Filter the entries below, keeping only lines with the word "name".

----

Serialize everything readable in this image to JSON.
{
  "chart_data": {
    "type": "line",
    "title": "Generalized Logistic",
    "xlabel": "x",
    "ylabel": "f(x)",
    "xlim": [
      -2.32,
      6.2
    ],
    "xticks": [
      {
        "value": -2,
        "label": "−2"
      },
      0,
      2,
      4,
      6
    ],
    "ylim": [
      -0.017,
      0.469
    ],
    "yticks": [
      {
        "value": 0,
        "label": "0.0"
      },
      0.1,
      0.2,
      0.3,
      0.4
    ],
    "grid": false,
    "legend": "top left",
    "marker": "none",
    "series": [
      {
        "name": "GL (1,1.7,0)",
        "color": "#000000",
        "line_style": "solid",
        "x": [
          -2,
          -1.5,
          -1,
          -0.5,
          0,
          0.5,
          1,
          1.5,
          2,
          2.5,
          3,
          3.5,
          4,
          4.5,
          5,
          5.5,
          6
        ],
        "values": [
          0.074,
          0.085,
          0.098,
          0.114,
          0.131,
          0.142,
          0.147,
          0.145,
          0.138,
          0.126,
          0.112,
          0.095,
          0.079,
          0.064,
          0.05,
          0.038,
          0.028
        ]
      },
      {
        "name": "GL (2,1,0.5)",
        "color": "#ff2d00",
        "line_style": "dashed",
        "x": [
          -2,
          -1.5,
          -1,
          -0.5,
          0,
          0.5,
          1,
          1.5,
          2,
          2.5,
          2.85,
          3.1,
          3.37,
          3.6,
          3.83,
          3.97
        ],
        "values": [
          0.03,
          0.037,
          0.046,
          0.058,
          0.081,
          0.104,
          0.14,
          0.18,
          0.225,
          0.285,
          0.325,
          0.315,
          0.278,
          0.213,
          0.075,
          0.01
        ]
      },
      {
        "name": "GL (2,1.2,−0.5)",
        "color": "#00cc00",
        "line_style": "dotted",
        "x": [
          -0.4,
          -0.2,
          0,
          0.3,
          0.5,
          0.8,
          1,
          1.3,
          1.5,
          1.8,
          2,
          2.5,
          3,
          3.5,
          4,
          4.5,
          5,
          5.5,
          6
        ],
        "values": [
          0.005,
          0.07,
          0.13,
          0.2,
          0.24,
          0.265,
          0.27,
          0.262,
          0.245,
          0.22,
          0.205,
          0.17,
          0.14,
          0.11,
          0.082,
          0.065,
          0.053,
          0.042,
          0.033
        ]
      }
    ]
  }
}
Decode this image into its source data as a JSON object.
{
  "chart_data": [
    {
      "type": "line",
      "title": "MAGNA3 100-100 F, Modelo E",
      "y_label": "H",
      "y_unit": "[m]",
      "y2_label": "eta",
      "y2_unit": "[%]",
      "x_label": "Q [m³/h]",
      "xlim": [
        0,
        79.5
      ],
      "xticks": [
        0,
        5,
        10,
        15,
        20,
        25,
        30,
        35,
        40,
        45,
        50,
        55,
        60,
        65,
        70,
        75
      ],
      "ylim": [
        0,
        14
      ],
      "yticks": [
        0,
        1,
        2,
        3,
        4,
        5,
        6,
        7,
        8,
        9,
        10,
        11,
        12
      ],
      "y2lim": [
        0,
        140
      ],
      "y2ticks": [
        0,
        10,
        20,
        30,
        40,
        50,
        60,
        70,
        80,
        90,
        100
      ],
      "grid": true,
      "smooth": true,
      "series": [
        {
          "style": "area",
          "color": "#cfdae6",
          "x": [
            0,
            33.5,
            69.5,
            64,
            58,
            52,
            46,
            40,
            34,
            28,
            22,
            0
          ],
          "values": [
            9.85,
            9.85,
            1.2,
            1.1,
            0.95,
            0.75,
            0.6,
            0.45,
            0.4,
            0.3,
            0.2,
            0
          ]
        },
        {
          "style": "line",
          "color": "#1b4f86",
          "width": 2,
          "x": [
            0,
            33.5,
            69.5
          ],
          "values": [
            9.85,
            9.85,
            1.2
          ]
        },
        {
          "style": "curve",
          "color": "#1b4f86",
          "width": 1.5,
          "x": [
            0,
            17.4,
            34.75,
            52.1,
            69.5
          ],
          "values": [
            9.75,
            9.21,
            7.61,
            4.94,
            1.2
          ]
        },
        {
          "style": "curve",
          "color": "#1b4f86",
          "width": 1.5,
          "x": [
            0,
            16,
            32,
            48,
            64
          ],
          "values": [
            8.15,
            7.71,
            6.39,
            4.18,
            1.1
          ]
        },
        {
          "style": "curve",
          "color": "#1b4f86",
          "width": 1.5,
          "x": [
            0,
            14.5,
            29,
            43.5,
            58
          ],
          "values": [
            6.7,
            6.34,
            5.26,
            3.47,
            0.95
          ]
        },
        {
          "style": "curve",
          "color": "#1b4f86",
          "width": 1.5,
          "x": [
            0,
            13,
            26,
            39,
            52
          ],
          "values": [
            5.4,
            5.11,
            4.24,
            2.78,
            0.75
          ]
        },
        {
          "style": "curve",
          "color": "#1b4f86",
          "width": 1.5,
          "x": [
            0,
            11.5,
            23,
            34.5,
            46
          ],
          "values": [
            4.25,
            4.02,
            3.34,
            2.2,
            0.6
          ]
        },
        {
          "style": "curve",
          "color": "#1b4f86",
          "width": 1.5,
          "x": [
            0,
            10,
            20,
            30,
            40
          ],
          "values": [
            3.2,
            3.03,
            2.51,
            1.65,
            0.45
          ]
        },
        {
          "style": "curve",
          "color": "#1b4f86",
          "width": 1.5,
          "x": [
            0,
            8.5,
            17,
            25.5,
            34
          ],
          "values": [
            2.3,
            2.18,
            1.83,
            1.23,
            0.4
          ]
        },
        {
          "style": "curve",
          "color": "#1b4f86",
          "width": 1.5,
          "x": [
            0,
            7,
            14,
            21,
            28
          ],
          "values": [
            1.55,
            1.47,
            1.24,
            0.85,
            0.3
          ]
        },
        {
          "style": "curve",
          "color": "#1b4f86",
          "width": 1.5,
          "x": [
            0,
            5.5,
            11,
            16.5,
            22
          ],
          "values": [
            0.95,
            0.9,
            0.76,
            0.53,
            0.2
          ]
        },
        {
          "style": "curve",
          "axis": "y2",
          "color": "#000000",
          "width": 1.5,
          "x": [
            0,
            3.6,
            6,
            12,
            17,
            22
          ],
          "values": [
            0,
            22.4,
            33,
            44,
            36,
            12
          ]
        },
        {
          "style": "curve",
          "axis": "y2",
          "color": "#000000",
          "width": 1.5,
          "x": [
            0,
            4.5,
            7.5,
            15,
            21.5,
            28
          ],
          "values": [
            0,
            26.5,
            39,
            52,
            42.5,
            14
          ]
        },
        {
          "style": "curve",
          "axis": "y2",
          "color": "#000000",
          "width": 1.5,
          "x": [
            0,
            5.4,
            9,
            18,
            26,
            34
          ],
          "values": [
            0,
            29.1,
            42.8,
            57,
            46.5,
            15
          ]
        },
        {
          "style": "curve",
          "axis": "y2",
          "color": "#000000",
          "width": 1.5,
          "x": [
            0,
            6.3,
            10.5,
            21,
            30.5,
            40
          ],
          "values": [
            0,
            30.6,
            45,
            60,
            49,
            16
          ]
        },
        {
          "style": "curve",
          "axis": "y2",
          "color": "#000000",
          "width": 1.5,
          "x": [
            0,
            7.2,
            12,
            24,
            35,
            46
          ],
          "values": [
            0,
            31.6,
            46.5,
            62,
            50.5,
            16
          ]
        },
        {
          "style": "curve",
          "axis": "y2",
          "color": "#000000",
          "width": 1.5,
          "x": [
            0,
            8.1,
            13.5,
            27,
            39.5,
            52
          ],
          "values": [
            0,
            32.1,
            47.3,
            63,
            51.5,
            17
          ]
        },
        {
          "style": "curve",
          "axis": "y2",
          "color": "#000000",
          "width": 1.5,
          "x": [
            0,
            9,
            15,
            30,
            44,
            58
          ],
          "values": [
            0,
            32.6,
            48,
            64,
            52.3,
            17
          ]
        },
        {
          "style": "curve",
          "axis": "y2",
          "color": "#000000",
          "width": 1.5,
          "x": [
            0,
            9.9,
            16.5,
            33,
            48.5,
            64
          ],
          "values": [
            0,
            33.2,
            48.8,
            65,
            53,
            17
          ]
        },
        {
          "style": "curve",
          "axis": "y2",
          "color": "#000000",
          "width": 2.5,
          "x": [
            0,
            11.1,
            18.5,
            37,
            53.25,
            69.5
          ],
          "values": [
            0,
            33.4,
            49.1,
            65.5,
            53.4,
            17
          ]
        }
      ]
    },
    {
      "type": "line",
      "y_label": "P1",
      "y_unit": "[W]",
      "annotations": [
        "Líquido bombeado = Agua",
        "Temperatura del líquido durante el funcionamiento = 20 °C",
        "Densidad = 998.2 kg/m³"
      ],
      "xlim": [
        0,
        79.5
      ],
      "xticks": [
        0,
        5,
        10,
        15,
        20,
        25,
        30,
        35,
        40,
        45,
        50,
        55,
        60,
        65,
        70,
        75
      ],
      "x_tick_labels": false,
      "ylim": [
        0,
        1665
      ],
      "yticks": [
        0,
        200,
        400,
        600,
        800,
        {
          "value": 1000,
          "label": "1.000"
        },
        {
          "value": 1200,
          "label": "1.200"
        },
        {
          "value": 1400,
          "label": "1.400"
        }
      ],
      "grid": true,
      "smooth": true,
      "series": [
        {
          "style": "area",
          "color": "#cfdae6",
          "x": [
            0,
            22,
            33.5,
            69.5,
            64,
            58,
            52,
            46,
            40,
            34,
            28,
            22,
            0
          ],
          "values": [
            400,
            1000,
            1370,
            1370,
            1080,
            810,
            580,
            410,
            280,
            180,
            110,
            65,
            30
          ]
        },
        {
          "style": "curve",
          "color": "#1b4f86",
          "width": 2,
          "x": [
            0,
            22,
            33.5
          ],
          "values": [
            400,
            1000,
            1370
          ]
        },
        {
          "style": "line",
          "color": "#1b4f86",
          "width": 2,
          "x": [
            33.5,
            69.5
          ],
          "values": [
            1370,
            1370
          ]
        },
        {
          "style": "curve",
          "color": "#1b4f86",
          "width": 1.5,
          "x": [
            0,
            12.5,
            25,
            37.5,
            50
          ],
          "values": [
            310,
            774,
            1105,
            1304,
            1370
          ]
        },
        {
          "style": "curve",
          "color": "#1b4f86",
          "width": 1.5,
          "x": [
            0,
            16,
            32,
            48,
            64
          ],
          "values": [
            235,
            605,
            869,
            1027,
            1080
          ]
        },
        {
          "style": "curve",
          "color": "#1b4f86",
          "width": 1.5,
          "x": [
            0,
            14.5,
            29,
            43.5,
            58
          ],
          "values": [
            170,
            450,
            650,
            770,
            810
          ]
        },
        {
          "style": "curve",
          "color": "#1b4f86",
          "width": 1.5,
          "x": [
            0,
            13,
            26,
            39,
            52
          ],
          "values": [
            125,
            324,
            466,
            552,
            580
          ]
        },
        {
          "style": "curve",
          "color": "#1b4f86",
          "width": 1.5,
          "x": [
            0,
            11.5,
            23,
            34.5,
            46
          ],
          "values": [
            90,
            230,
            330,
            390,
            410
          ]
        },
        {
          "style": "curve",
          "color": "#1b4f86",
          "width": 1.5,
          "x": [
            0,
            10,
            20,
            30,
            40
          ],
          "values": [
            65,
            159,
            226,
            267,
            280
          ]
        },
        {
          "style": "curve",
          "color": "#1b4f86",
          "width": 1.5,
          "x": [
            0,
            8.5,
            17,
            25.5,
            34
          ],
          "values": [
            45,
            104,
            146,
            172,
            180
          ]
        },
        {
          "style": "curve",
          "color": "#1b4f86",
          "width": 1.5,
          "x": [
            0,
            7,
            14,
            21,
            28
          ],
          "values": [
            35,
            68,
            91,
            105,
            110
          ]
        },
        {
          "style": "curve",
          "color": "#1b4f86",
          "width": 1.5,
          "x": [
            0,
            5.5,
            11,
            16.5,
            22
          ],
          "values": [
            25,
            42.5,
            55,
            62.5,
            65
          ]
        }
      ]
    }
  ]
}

----

* CORRECT OUTPUT *
        "name": "GL (1,1.7,0)",
        "name": "GL (2,1,0.5)",
        "name": "GL (2,1.2,−0.5)",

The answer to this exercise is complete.